Given records:
--- Begin ---
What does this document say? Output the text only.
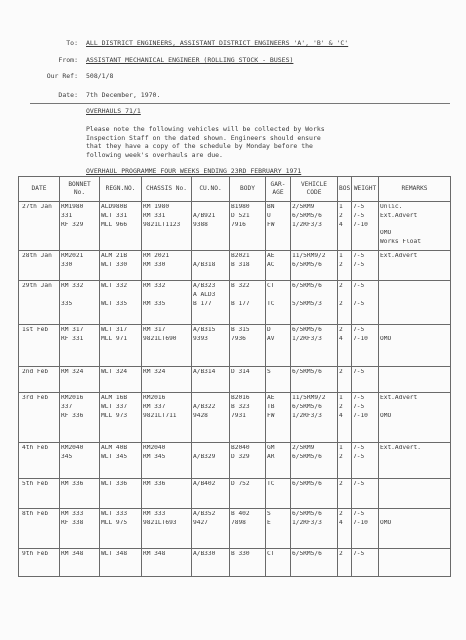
To: ALL DISTRICT ENGINEERS, ASSISTANT DISTRICT ENGINEERS 'A', 'B' & 'C'
From: ASSISTANT MECHANICAL ENGINEER (ROLLING STOCK - BUSES)
Our Ref: 508/1/8
Date: 7th December, 1970.
OVERHAULS 71/1
Please note the following vehicles will be collected by Works
Inspection Staff on the dated shown. Engineers should ensure
that they have a copy of the schedule by Monday before the
following week's overhauls are due.
OVERHAUL PROGRAMME FOUR WEEKS ENDING 23RD FEBRUARY 1971
DATE	BONNET No.	REGN.NO.	CHASSIS No.	CU.NO.	BODY	GAR-AGE	VEHICLE CODE	BOS	WEIGHT	REMARKS

27th Jan	RM1980
331
RF 329	ALD980B
WLT 331
MLL 966	RM 1980
RM 331
9821LT1123	A/B921
9388	B1980
D 521
7916	BN
U
FW	2/5RM9
6/5RM5/6
1/2RF3/3	1
2
4	7-5
7-5
7-10	Unlic.
Ext.Advert
OMO
Works Float

28th Jan	RM2021
330	ALM 21B
WLT 330	RM 2021
RM 330	A/B318	B2021
B 318	AE
AC	11/5RM9/2
6/5RM5/6	1
2	7-5
7-5	Ext.Advert

29th Jan	RM 332
335	WLT 332
WLT 335	RM 332
RM 335	A/B323
A ALD3
B 177	B 322
B 177	CT
TC	6/5RM5/6
5/5RM5/3	2
2	7-5
7-5	

1st Feb	RM 317
RF 331	WLT 317
MLL 971	RM 317
9821LT690	A/B315
9393	B 315
7936	D
AV	6/5RM5/6
1/2RF3/3	2
4	7-5
7-10	OMO

2nd Feb	RM 324	WLT 324	RM 324	A/B314	D 314	S	6/5RM5/6	2	7-5	

3rd Feb	RM2016
337
RF 336	ALM 16B
WLT 337
MLL 973	RM2016
RM 337
9821LT711	A/B322
9428	B2016
B 323
7931	AE
TB
FW	11/5RM9/2
6/5RM5/6
1/2RF3/3	1
2
4	7-5
7-5
7-10	Ext.Advert
OMO

4th Feb	RM2040
345	ALM 40B
WLT 345	RM2040
RM 345	A/B329	B2040
D 329	GM
AR	2/5RM9
6/5RM5/6	1
2	7-5
7-5	Ext.Advert.

5th Feb	RM 336	WLT 336	RM 336	A/B402	D 752	TC	6/5RM5/6	2	7-5	

8th Feb	RM 333
RF 338	WLT 333
MLL 975	RM 333
9821LT693	A/B352
9427	B 402
7898	S
E	6/5RM5/6
1/2RF3/3	2
4	7-5
7-10	OMO

9th Feb	RM 348	WLT 348	RM 348	A/B330	B 330	CT	6/5RM5/6	2	7-5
--- End ---
To do: Return every line containing "ASSISTANT".

Complete output:
To: ALL DISTRICT ENGINEERS, ASSISTANT DISTRICT ENGINEERS 'A', 'B' & 'C'
From: ASSISTANT MECHANICAL ENGINEER (ROLLING STOCK - BUSES)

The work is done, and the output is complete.